EXERCISE OBJECTIVE |
Using the listing beneath this task, count the lines with the word "style" and write only the result.

┌──

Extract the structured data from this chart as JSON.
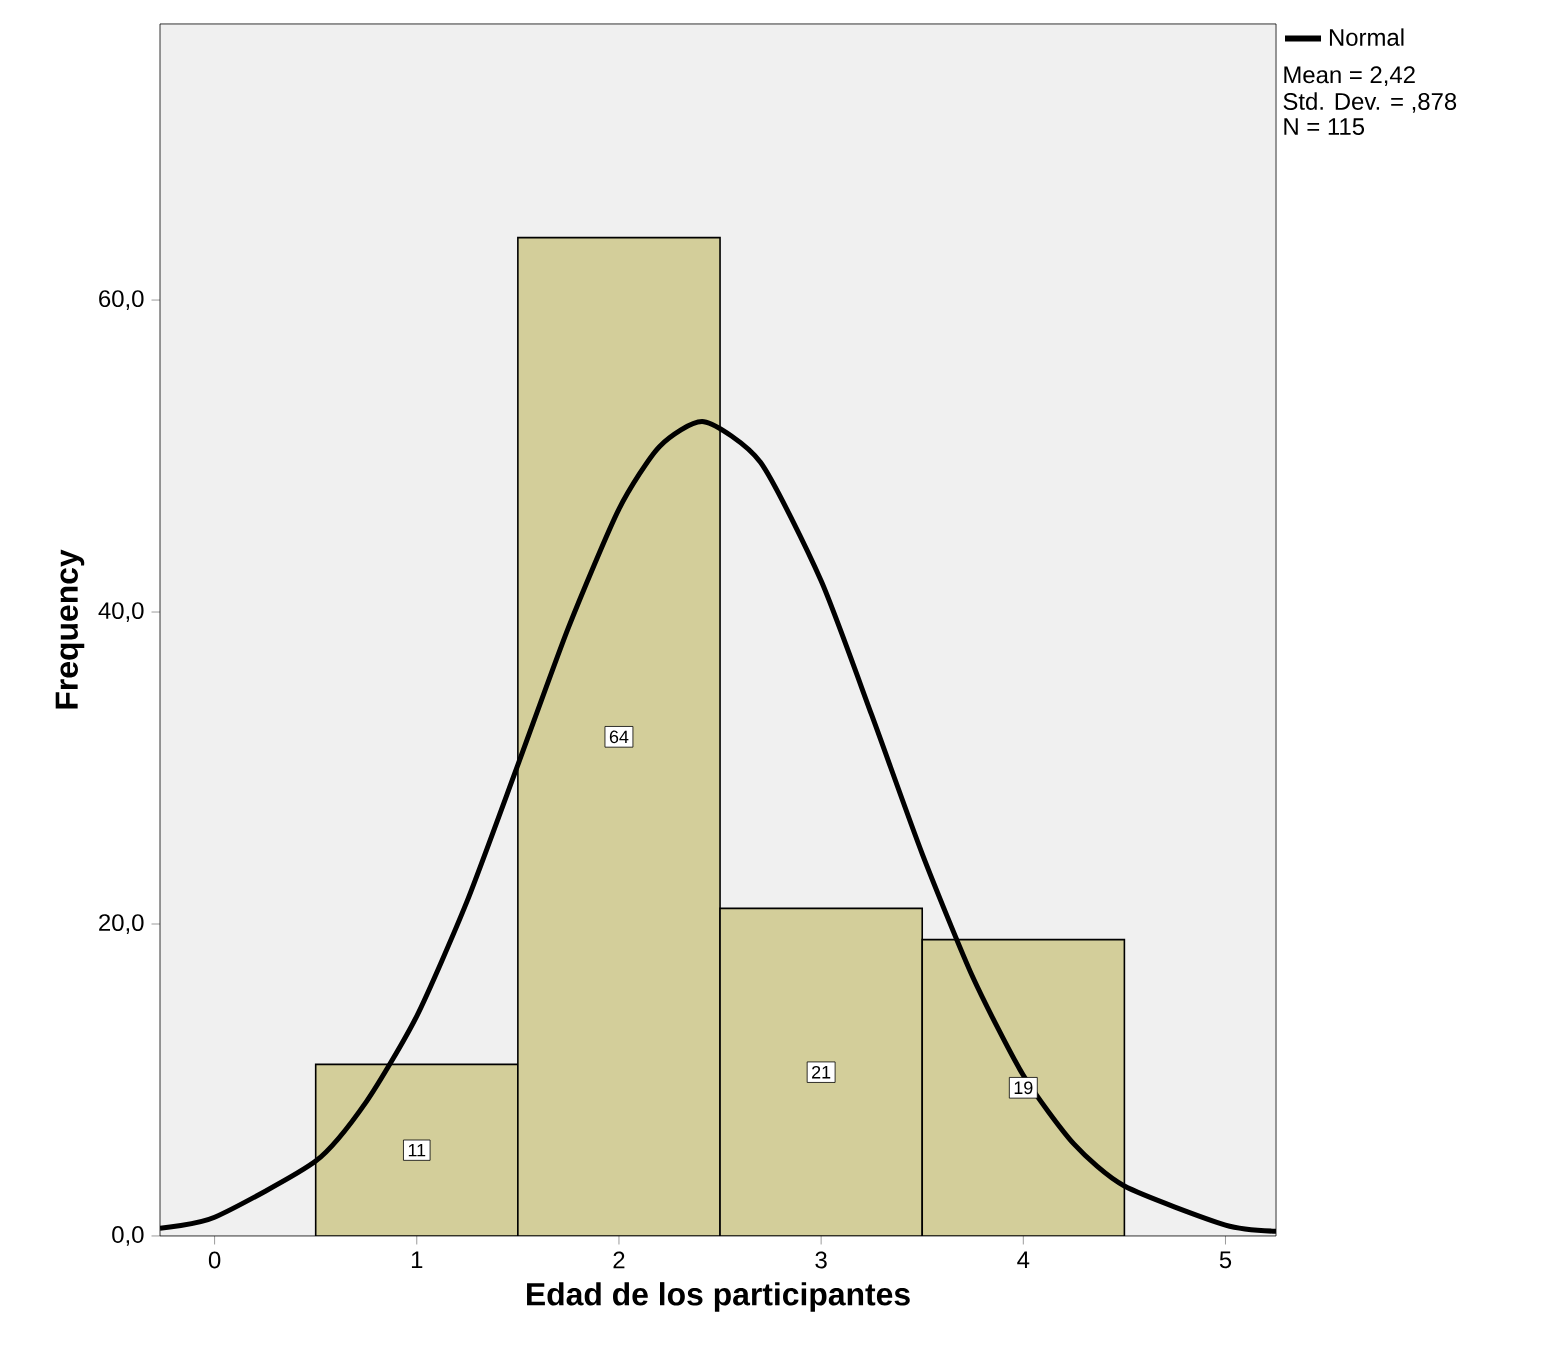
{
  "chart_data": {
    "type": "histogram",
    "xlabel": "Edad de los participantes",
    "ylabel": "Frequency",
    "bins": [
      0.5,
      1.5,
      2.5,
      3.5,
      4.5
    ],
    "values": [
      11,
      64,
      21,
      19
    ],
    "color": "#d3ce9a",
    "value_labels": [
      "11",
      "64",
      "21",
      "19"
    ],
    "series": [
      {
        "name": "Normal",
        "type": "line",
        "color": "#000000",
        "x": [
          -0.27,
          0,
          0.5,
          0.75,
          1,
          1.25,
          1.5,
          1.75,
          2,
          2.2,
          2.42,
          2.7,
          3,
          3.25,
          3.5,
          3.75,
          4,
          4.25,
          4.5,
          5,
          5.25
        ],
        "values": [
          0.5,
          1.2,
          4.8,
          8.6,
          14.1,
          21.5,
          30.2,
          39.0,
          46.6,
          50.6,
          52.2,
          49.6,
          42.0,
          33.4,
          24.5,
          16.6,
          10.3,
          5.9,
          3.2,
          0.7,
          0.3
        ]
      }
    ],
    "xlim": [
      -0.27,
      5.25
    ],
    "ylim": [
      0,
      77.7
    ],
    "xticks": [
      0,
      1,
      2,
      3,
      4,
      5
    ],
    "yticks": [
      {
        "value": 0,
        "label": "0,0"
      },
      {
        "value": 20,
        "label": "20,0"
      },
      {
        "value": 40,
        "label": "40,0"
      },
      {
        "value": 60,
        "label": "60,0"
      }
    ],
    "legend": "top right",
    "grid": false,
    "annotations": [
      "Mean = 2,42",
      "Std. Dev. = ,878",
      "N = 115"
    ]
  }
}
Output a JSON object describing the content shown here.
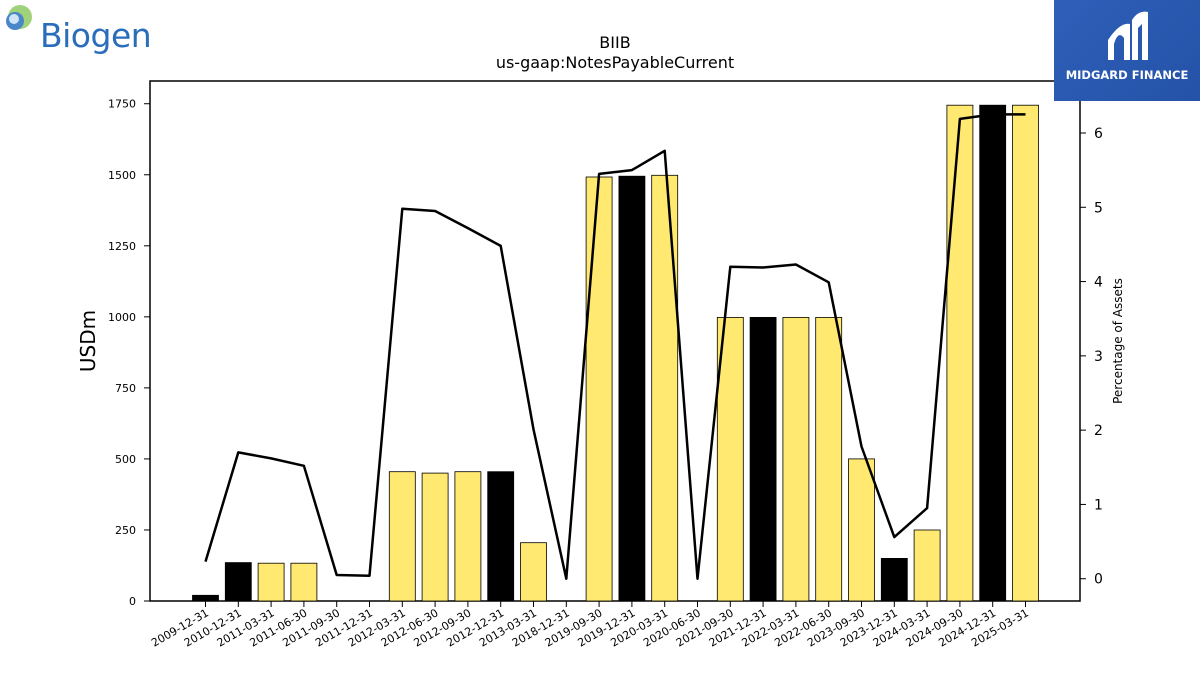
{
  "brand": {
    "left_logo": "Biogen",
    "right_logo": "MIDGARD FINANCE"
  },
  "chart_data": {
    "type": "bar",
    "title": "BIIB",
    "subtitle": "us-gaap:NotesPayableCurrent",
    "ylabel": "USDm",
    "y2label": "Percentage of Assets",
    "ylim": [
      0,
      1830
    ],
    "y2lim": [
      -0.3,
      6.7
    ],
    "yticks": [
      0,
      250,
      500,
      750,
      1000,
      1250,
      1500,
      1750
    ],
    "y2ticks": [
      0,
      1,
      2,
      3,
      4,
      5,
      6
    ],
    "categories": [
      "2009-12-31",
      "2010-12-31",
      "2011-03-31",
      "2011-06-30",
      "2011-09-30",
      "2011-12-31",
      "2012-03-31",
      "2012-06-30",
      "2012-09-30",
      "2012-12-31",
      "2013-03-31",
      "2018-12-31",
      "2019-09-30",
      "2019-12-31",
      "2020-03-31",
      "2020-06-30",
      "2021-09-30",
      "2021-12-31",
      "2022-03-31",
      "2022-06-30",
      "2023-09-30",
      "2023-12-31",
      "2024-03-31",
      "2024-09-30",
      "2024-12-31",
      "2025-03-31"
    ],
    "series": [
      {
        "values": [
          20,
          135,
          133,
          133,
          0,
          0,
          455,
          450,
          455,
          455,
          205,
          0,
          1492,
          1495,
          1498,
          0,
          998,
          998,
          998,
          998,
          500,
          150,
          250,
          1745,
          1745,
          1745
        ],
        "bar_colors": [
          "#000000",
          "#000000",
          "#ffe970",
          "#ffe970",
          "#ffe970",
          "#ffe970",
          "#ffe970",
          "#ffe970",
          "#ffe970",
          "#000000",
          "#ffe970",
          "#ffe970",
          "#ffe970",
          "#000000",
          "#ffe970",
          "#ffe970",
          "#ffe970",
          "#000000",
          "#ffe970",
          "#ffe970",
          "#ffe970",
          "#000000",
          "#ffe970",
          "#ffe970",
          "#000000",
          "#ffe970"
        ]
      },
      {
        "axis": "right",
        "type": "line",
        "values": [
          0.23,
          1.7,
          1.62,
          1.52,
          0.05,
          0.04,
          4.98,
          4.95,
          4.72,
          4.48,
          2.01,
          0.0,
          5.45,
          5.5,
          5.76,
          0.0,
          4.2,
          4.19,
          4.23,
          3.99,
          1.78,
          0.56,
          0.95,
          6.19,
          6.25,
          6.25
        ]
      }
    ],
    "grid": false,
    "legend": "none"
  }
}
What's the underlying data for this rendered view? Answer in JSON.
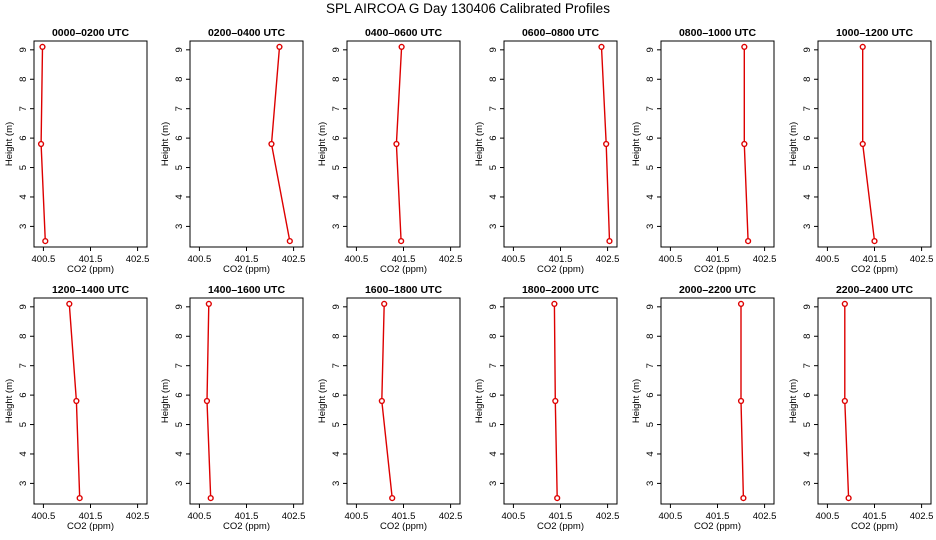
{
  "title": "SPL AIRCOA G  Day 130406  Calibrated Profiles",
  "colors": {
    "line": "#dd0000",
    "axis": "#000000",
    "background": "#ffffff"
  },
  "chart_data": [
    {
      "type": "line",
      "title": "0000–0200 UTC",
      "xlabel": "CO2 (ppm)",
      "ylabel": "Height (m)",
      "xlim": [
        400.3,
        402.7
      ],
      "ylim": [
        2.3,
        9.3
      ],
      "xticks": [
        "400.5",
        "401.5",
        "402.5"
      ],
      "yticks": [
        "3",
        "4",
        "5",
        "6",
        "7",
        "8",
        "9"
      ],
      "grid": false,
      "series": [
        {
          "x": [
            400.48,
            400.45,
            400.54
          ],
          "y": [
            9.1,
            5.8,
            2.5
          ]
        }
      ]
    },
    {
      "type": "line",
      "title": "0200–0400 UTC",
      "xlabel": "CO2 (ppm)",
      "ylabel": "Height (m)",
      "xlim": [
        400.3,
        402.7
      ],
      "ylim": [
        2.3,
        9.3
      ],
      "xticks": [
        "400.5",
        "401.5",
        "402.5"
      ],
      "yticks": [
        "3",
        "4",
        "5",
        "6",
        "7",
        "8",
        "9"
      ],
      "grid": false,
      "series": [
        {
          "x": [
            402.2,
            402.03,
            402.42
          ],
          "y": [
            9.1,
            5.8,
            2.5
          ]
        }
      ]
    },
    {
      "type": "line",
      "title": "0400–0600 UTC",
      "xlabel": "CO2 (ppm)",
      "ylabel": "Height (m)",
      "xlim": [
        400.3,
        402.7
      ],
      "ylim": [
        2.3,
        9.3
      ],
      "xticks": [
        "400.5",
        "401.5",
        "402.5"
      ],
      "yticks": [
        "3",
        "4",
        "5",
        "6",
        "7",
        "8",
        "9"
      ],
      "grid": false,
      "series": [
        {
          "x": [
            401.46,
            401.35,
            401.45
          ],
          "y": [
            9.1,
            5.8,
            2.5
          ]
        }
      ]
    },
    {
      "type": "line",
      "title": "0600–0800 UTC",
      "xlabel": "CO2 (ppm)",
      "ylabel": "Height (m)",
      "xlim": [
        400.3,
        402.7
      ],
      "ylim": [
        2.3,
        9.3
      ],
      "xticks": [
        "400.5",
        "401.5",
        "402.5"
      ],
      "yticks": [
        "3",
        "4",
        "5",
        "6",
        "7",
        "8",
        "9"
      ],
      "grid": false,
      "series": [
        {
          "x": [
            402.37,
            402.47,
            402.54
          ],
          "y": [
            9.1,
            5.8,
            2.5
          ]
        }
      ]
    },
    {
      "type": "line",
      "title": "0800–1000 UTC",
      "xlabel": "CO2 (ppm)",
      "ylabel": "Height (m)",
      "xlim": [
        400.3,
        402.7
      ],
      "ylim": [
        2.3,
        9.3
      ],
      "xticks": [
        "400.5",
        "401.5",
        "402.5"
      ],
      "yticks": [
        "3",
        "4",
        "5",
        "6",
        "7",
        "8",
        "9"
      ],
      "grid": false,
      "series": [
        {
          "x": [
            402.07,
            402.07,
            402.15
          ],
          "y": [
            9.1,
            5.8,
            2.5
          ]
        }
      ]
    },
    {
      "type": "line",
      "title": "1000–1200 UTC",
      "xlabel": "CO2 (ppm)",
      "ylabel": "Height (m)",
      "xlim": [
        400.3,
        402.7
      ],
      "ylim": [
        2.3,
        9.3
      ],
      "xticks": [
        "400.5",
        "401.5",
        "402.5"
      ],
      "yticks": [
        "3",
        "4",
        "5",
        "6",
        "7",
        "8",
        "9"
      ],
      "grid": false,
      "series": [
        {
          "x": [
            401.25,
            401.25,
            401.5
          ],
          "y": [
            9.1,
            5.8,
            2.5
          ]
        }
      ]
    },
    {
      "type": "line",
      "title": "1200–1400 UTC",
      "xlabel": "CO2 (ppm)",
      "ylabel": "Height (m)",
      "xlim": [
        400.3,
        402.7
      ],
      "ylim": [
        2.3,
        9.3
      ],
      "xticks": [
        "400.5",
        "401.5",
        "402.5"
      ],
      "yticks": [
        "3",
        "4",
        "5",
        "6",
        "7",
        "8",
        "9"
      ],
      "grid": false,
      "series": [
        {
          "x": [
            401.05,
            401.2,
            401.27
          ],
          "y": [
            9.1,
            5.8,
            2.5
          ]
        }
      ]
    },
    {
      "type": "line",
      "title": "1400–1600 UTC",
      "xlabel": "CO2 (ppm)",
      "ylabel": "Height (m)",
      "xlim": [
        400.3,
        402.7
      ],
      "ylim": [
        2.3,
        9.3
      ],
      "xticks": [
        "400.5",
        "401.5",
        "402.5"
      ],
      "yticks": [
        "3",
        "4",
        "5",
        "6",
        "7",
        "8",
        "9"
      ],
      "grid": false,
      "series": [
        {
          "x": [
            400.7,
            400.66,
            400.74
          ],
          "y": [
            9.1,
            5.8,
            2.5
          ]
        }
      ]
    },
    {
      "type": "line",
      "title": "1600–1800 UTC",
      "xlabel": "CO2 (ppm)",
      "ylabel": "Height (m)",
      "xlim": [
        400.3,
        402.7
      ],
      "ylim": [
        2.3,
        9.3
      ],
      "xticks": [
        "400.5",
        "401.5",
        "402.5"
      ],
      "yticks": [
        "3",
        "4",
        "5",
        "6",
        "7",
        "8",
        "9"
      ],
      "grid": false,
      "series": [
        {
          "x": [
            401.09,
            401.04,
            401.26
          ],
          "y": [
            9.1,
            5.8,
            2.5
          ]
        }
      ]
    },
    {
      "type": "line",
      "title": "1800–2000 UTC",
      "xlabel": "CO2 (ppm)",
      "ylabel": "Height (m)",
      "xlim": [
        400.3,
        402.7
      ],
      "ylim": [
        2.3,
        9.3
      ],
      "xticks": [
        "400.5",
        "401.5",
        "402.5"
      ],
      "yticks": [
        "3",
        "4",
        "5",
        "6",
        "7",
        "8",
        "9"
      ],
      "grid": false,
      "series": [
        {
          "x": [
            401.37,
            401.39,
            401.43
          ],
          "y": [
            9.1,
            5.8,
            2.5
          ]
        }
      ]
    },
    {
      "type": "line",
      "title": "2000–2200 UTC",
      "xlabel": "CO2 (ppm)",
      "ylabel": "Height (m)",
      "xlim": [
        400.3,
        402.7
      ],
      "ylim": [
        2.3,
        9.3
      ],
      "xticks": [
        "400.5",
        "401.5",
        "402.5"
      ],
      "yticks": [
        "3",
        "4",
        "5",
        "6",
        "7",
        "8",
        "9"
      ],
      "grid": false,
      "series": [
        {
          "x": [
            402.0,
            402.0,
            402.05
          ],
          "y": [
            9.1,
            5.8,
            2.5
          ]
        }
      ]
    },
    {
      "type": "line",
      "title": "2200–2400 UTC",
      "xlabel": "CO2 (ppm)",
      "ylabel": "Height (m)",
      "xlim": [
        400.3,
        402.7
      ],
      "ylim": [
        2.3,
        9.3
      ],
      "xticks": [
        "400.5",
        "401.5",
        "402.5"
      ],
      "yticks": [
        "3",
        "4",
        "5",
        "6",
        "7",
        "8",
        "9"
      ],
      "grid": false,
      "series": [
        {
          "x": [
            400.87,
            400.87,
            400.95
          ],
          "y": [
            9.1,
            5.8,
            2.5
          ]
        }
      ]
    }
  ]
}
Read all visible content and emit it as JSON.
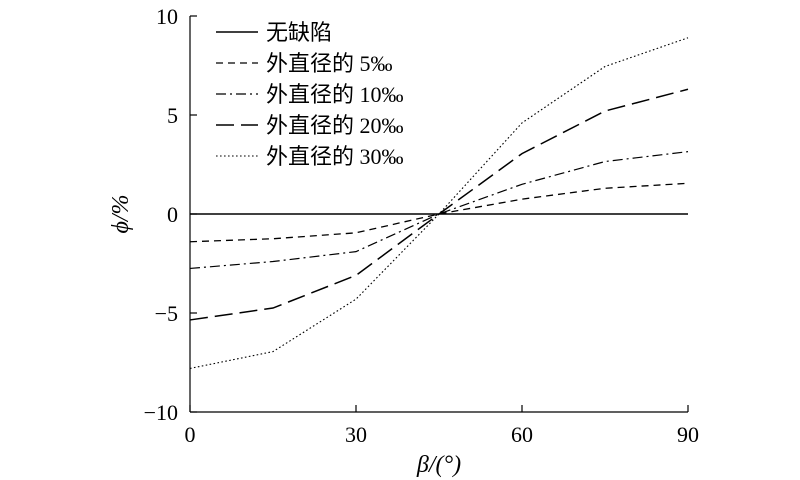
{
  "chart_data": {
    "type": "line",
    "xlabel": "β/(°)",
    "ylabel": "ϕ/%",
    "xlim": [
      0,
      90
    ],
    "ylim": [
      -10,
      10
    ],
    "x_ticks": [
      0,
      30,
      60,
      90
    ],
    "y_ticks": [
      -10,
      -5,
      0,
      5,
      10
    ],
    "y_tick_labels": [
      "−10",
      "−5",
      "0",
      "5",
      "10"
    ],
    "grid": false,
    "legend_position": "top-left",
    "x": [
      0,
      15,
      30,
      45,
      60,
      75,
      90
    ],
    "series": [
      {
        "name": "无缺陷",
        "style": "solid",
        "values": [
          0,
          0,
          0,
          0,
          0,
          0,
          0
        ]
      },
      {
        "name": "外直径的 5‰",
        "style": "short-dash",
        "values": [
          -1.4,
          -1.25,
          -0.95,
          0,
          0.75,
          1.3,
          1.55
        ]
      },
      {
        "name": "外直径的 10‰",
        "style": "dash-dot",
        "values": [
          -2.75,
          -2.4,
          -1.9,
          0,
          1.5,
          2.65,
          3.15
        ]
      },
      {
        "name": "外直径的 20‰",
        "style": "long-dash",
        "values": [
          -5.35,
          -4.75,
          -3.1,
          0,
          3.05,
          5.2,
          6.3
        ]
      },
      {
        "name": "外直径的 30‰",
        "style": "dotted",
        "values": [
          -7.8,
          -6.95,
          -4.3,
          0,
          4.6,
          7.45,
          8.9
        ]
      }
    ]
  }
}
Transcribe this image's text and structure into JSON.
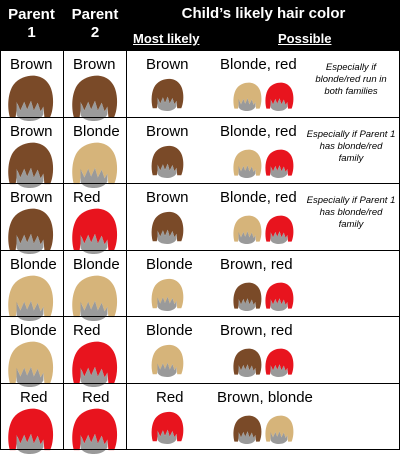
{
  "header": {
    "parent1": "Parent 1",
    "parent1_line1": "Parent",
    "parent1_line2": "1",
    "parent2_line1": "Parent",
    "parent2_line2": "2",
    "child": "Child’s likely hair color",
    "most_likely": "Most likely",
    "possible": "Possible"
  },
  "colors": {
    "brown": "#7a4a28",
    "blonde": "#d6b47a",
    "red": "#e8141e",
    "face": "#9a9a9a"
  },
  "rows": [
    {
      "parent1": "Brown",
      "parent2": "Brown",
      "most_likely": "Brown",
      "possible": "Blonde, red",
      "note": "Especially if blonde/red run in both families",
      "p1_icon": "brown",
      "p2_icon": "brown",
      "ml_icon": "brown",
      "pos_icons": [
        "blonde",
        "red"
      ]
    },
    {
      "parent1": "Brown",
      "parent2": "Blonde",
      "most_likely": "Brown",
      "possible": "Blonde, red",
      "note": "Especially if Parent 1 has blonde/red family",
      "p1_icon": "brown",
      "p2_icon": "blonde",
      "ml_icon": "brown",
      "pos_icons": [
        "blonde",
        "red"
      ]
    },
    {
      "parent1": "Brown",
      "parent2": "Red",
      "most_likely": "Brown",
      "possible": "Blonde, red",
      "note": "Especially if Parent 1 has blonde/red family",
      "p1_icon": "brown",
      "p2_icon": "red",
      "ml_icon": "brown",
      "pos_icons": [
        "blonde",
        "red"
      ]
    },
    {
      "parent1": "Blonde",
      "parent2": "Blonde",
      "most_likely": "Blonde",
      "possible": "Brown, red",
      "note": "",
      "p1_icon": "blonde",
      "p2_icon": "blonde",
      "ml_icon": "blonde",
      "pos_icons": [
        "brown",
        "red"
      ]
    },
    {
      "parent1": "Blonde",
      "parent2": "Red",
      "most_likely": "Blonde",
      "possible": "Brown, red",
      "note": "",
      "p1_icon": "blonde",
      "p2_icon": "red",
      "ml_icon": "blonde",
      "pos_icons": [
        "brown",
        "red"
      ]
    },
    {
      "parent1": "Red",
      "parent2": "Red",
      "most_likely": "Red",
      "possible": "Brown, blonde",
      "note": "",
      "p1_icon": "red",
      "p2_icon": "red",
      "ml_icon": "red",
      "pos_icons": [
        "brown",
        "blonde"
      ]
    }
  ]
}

└──

RESULT |
5